**PROBLEM DETAILS**: Using the records that follow, copy every line containing the word "Search".

▬▬▬▬▬▬

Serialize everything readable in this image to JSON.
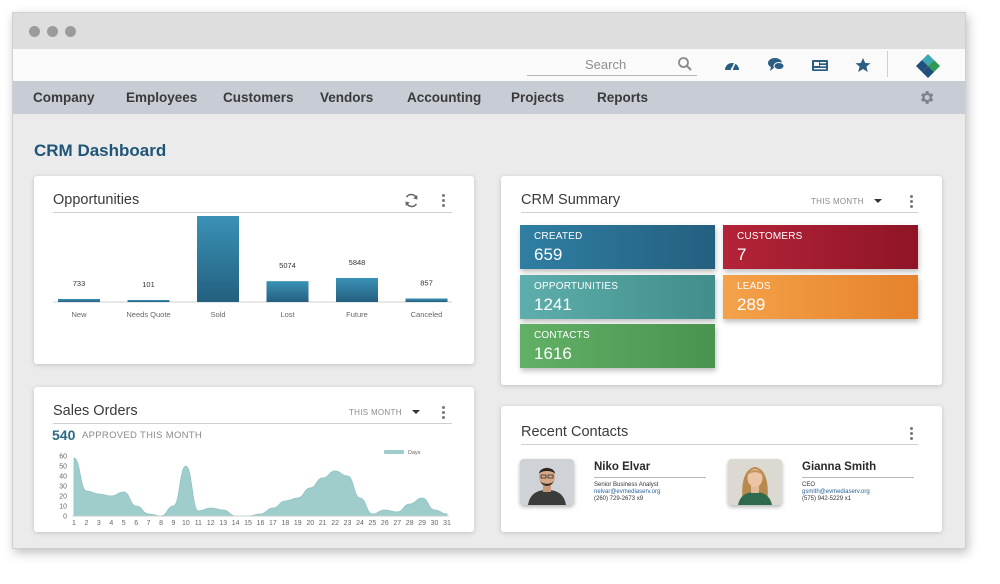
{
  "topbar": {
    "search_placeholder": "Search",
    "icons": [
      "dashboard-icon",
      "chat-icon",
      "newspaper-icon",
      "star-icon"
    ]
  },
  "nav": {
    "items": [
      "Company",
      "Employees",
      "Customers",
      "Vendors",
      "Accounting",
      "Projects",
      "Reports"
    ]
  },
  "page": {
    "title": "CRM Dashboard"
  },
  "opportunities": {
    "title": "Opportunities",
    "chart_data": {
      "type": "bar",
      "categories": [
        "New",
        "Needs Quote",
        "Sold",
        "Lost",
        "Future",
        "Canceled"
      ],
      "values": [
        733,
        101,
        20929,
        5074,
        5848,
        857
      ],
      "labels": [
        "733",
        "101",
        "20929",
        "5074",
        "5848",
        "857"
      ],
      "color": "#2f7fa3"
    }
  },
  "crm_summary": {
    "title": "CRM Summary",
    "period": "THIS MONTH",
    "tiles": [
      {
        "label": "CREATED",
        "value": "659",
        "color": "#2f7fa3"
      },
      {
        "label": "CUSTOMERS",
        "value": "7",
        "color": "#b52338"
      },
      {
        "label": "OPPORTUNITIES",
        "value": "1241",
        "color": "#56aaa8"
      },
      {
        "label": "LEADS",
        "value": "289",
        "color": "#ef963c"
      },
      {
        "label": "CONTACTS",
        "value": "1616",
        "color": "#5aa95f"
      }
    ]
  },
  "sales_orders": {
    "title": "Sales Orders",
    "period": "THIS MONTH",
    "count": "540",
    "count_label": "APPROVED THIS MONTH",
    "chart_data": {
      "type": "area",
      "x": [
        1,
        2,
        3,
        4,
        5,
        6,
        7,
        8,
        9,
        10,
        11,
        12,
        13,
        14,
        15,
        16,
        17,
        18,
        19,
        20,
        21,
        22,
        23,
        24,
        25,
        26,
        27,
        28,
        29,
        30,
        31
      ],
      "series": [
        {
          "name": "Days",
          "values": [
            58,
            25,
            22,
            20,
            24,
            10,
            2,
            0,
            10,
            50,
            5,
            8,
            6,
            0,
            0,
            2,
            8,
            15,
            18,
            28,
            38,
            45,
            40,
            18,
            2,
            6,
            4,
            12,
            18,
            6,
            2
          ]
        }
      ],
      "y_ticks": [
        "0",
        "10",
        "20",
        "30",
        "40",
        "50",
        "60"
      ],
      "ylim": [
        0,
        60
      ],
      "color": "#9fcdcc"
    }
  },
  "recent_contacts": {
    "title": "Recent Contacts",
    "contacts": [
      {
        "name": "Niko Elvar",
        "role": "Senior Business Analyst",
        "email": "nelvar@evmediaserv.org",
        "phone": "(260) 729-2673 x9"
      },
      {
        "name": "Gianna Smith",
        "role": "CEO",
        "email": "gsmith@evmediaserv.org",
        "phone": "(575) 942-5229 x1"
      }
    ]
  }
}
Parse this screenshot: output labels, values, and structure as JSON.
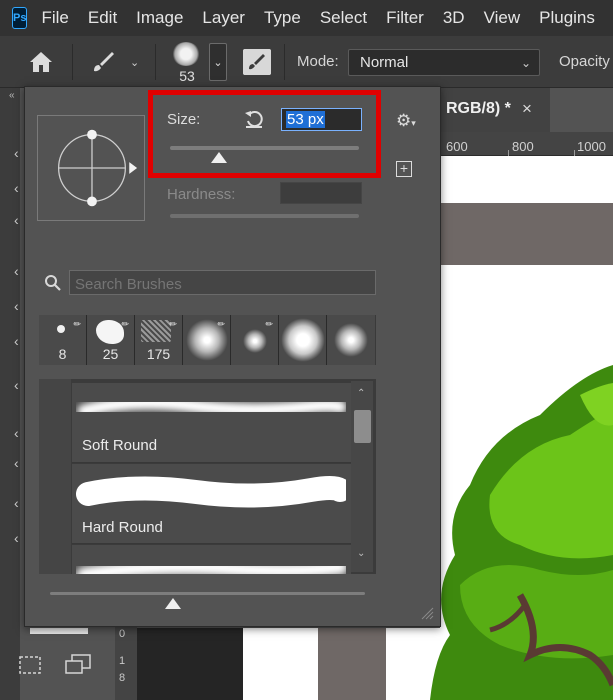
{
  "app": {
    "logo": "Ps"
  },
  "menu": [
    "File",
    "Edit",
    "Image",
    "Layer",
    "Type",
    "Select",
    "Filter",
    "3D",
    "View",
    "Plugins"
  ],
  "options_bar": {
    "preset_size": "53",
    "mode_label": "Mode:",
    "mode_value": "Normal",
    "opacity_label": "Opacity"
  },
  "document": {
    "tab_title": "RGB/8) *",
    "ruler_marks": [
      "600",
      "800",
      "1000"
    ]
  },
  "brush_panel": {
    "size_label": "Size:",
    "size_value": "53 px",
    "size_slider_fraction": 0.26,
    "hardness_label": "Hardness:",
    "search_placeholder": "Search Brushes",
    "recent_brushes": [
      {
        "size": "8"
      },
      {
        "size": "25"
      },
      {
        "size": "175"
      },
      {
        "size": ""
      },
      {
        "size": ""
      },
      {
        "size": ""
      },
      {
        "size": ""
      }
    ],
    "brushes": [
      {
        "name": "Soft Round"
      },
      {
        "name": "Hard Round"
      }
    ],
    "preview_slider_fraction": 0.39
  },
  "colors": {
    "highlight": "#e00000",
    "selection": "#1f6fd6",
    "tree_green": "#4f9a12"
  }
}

▬▬▬▬▬▬

**THE OUTPUT**:
    "search_placeholder": "Search",
    "search_placeholder": "Search Brushes",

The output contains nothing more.